Work required ▸ Render each line of the listing below as a row in a Markdown table with the columns "No." and "Entry", numbering the rows in order and omitting any blank lines.

Records for the task ▸
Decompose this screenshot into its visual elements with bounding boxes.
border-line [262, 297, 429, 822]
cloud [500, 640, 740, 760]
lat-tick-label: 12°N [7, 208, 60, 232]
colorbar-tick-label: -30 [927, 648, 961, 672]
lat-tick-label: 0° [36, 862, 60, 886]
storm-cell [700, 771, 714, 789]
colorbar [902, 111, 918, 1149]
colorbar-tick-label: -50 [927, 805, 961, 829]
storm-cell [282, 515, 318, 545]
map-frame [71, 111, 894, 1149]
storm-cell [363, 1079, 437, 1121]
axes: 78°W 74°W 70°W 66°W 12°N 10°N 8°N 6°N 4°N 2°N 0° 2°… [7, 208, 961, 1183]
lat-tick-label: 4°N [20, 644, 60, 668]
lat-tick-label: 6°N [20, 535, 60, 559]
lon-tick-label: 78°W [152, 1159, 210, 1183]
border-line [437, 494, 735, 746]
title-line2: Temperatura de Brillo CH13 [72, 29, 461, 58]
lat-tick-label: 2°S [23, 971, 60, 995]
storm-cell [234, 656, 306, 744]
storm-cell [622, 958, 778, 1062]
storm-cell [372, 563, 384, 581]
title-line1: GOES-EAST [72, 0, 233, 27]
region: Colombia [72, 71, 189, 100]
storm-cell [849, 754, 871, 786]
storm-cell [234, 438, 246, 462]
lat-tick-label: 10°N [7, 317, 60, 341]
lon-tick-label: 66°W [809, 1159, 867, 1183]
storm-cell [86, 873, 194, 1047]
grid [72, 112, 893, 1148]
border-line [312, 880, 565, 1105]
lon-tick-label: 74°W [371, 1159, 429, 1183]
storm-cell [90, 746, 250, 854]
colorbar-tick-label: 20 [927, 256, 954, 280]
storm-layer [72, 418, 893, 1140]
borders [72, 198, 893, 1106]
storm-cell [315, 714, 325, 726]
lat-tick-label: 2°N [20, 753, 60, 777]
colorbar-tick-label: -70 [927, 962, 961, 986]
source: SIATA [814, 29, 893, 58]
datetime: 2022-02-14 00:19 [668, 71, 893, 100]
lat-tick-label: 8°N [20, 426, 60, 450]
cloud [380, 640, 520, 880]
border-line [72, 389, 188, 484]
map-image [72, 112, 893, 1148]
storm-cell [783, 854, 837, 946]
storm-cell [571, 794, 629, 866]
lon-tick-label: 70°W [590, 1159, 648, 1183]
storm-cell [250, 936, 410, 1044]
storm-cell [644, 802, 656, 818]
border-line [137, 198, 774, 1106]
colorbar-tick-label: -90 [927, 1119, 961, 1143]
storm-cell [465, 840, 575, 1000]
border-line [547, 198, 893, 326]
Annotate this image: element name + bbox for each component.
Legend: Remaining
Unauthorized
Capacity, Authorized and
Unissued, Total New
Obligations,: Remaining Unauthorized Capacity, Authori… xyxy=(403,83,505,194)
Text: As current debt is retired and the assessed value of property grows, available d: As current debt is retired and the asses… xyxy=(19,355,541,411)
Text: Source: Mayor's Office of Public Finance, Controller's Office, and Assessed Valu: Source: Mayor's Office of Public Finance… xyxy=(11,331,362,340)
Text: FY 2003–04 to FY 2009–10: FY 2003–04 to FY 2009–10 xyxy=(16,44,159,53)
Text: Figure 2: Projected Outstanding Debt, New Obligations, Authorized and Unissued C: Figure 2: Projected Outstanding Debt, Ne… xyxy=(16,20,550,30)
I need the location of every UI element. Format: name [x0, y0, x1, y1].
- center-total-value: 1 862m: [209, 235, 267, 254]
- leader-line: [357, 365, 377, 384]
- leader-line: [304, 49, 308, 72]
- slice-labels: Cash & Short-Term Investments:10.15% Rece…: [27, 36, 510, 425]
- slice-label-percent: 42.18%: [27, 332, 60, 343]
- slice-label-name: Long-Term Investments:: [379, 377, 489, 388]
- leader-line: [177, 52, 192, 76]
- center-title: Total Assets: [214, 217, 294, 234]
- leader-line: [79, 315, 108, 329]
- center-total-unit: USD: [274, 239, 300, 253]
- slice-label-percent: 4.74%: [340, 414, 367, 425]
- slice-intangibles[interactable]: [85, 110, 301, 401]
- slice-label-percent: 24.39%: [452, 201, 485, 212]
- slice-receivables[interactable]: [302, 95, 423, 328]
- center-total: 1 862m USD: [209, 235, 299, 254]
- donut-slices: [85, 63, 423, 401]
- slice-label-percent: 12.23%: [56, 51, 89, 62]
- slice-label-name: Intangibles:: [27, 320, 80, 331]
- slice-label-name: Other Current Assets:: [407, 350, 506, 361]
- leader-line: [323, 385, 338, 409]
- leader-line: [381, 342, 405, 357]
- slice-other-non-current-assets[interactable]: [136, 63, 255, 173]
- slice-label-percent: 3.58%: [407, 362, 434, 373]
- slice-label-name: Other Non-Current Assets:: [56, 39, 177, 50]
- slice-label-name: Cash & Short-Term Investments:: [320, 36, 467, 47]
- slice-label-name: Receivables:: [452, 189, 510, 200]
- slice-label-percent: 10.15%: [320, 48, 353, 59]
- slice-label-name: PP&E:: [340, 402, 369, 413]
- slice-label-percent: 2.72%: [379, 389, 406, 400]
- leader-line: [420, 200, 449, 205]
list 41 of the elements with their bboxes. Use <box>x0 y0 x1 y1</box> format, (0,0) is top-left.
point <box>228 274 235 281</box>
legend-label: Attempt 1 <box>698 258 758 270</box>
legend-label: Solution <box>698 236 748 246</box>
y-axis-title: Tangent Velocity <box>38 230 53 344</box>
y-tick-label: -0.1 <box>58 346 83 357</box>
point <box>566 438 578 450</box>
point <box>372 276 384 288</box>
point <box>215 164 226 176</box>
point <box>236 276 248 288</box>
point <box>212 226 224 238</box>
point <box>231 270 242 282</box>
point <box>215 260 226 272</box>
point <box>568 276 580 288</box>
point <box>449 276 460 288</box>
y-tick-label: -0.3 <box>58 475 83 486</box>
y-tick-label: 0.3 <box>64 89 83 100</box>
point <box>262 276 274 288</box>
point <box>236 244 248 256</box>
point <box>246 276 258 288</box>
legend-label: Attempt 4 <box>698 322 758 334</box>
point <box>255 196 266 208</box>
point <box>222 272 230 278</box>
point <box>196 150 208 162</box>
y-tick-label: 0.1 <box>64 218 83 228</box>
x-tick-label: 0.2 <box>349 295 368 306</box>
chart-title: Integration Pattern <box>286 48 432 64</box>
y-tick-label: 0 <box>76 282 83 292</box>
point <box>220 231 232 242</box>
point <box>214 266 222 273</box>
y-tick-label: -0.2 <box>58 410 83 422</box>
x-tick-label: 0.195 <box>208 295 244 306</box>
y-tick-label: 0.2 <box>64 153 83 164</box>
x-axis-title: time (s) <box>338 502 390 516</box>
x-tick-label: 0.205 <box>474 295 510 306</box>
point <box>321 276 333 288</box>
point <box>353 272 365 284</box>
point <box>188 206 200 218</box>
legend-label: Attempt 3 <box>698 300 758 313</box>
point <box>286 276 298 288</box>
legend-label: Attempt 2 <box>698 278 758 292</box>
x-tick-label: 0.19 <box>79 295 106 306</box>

Answer to this problem ▸
| No. | Entry |
|---|---|
| 1 | Decompose this screenshot into its visual elements with bounding boxes. |
| 2 | border-line [262, 297, 429, 822] |
| 3 | cloud [500, 640, 740, 760] |
| 4 | lat-tick-label: 12°N [7, 208, 60, 232] |
| 5 | colorbar-tick-label: -30 [927, 648, 961, 672] |
| 6 | lat-tick-label: 0° [36, 862, 60, 886] |
| 7 | storm-cell [700, 771, 714, 789] |
| 8 | colorbar [902, 111, 918, 1149] |
| 9 | colorbar-tick-label: -50 [927, 805, 961, 829] |
| 10 | storm-cell [282, 515, 318, 545] |
| 11 | map-frame [71, 111, 894, 1149] |
| 12 | storm-cell [363, 1079, 437, 1121] |
| 13 | axes: 78°W 74°W 70°W 66°W 12°N 10°N 8°N 6°N 4°N 2°N 0° 2°… [7, 208, 961, 1183] |
| 14 | lat-tick-label: 4°N [20, 644, 60, 668] |
| 15 | lat-tick-label: 6°N [20, 535, 60, 559] |
| 16 | lon-tick-label: 78°W [152, 1159, 210, 1183] |
| 17 | border-line [437, 494, 735, 746] |
| 18 | title-line2: Temperatura de Brillo CH13 [72, 29, 461, 58] |
| 19 | lat-tick-label: 2°S [23, 971, 60, 995] |
| 20 | storm-cell [234, 656, 306, 744] |
| 21 | storm-cell [622, 958, 778, 1062] |
| 22 | storm-cell [372, 563, 384, 581] |
| 23 | title-line1: GOES-EAST [72, 0, 233, 27] |
| 24 | region: Colombia [72, 71, 189, 100] |
| 25 | storm-cell [849, 754, 871, 786] |
| 26 | storm-cell [234, 438, 246, 462] |
| 27 | lat-tick-label: 10°N [7, 317, 60, 341] |
| 28 | lon-tick-label: 66°W [809, 1159, 867, 1183] |
| 29 | storm-cell [86, 873, 194, 1047] |
| 30 | grid [72, 112, 893, 1148] |
| 31 | border-line [312, 880, 565, 1105] |
| 32 | lon-tick-label: 74°W [371, 1159, 429, 1183] |
| 33 | storm-cell [90, 746, 250, 854] |
| 34 | colorbar-tick-label: 20 [927, 256, 954, 280] |
| 35 | storm-layer [72, 418, 893, 1140] |
| 36 | borders [72, 198, 893, 1106] |
| 37 | storm-cell [315, 714, 325, 726] |
| 38 | lat-tick-label: 2°N [20, 753, 60, 777] |
| 39 | colorbar-tick-label: -70 [927, 962, 961, 986] |
| 40 | source: SIATA [814, 29, 893, 58] |
| 41 | datetime: 2022-02-14 00:19 [668, 71, 893, 100] |
| 42 | lat-tick-label: 8°N [20, 426, 60, 450] |
| 43 | cloud [380, 640, 520, 880] |
| 44 | border-line [72, 389, 188, 484] |
| 45 | map-image [72, 112, 893, 1148] |
| 46 | storm-cell [783, 854, 837, 946] |
| 47 | storm-cell [571, 794, 629, 866] |
| 48 | lon-tick-label: 70°W [590, 1159, 648, 1183] |
| 49 | storm-cell [250, 936, 410, 1044] |
| 50 | storm-cell [644, 802, 656, 818] |
| 51 | border-line [137, 198, 774, 1106] |
| 52 | colorbar-tick-label: -90 [927, 1119, 961, 1143] |
| 53 | storm-cell [465, 840, 575, 1000] |
| 54 | border-line [547, 198, 893, 326] |
| 55 | Annotate this image: element name + bbox for each component. |
| 56 | Legend: Remaining |
| 57 | Unauthorized |
| 58 | Capacity, Authorized and |
| 59 | Unissued, Total New |
| 60 | Obligations,: Remaining Unauthorized Capacity, Authori… xyxy=(403,83,505,194) |
| 61 | Text: As current debt is retired and the assessed value of property grows, available d: As current debt is retired and the asses… xyxy=(19,355,541,411) |
| 62 | Text: Source: Mayor's Office of Public Finance, Controller's Office, and Assessed Valu: Source: Mayor's Office of Public Finance… xyxy=(11,331,362,340) |
| 63 | Text: FY 2003–04 to FY 2009–10: FY 2003–04 to FY 2009–10 xyxy=(16,44,159,53) |
| 64 | Text: Figure 2: Projected Outstanding Debt, New Obligations, Authorized and Unissued C: Figure 2: Projected Outstanding Debt, Ne… xyxy=(16,20,550,30) |
| 65 | I need the location of every UI element. Format: name [x0, y0, x1, y1]. |
| 66 | - center-total-value: 1 862m: [209, 235, 267, 254] |
| 67 | - leader-line: [357, 365, 377, 384] |
| 68 | - leader-line: [304, 49, 308, 72] |
| 69 | - slice-labels: Cash & Short-Term Investments:10.15% Rece…: [27, 36, 510, 425] |
| 70 | - slice-label-percent: 42.18%: [27, 332, 60, 343] |
| 71 | - slice-label-name: Long-Term Investments:: [379, 377, 489, 388] |
| 72 | - leader-line: [177, 52, 192, 76] |
| 73 | - center-title: Total Assets: [214, 217, 294, 234] |
| 74 | - leader-line: [79, 315, 108, 329] |
| 75 | - center-total-unit: USD: [274, 239, 300, 253] |
| 76 | - slice-label-percent: 4.74%: [340, 414, 367, 425] |
| 77 | - slice-intangibles[interactable]: [85, 110, 301, 401] |
| 78 | - slice-label-percent: 24.39%: [452, 201, 485, 212] |
| 79 | - slice-receivables[interactable]: [302, 95, 423, 328] |
| 80 | - center-total: 1 862m USD: [209, 235, 299, 254] |
| 81 | - donut-slices: [85, 63, 423, 401] |
| 82 | - slice-label-percent: 12.23%: [56, 51, 89, 62] |
| 83 | - slice-label-name: Intangibles:: [27, 320, 80, 331] |
| 84 | - slice-label-name: Other Current Assets:: [407, 350, 506, 361] |
| 85 | - leader-line: [323, 385, 338, 409] |
| 86 | - leader-line: [381, 342, 405, 357] |
| 87 | - slice-other-non-current-assets[interactable]: [136, 63, 255, 173] |
| 88 | - slice-label-percent: 3.58%: [407, 362, 434, 373] |
| 89 | - slice-label-name: Other Non-Current Assets:: [56, 39, 177, 50] |
| 90 | - slice-label-name: Cash & Short-Term Investments:: [320, 36, 467, 47] |
| 91 | - slice-label-name: Receivables:: [452, 189, 510, 200] |
| 92 | - slice-label-percent: 10.15%: [320, 48, 353, 59] |
| 93 | - slice-label-name: PP&E:: [340, 402, 369, 413] |
| 94 | - slice-label-percent: 2.72%: [379, 389, 406, 400] |
| 95 | - leader-line: [420, 200, 449, 205] |
| 96 | list 41 of the elements with their bboxes. Use <box>x0 y0 x1 y1</box> format, (0,0) is top-left. |
| 97 | point <box>228 274 235 281</box> |
| 98 | legend-label: Attempt 1 <box>698 258 758 270</box> |
| 99 | legend-label: Solution <box>698 236 748 246</box> |
| 100 | y-axis-title: Tangent Velocity <box>38 230 53 344</box> |
| 101 | y-tick-label: -0.1 <box>58 346 83 357</box> |
| 102 | point <box>566 438 578 450</box> |
| 103 | point <box>372 276 384 288</box> |
| 104 | point <box>215 164 226 176</box> |
| 105 | point <box>236 276 248 288</box> |
| 106 | point <box>212 226 224 238</box> |
| 107 | point <box>231 270 242 282</box> |
| 108 | point <box>215 260 226 272</box> |
| 109 | point <box>568 276 580 288</box> |
| 110 | point <box>449 276 460 288</box> |
| 111 | y-tick-label: -0.3 <box>58 475 83 486</box> |
| 112 | y-tick-label: 0.3 <box>64 89 83 100</box> |
| 113 | point <box>262 276 274 288</box> |
| 114 | point <box>236 244 248 256</box> |
| 115 | point <box>246 276 258 288</box> |
| 116 | legend-label: Attempt 4 <box>698 322 758 334</box> |
| 117 | point <box>255 196 266 208</box> |
| 118 | point <box>222 272 230 278</box> |
| 119 | point <box>196 150 208 162</box> |
| 120 | y-tick-label: 0.1 <box>64 218 83 228</box> |
| 121 | x-tick-label: 0.2 <box>349 295 368 306</box> |
| 122 | chart-title: Integration Pattern <box>286 48 432 64</box> |
| 123 | y-tick-label: 0 <box>76 282 83 292</box> |
| 124 | point <box>220 231 232 242</box> |
| 125 | point <box>214 266 222 273</box> |
| 126 | y-tick-label: -0.2 <box>58 410 83 422</box> |
| 127 | x-tick-label: 0.195 <box>208 295 244 306</box> |
| 128 | y-tick-label: 0.2 <box>64 153 83 164</box> |
| 129 | x-axis-title: time (s) <box>338 502 390 516</box> |
| 130 | x-tick-label: 0.205 <box>474 295 510 306</box> |
| 131 | point <box>321 276 333 288</box> |
| 132 | point <box>353 272 365 284</box> |
| 133 | point <box>188 206 200 218</box> |
| 134 | legend-label: Attempt 3 <box>698 300 758 313</box> |
| 135 | point <box>286 276 298 288</box> |
| 136 | legend-label: Attempt 2 <box>698 278 758 292</box> |
| 137 | x-tick-label: 0.19 <box>79 295 106 306</box> |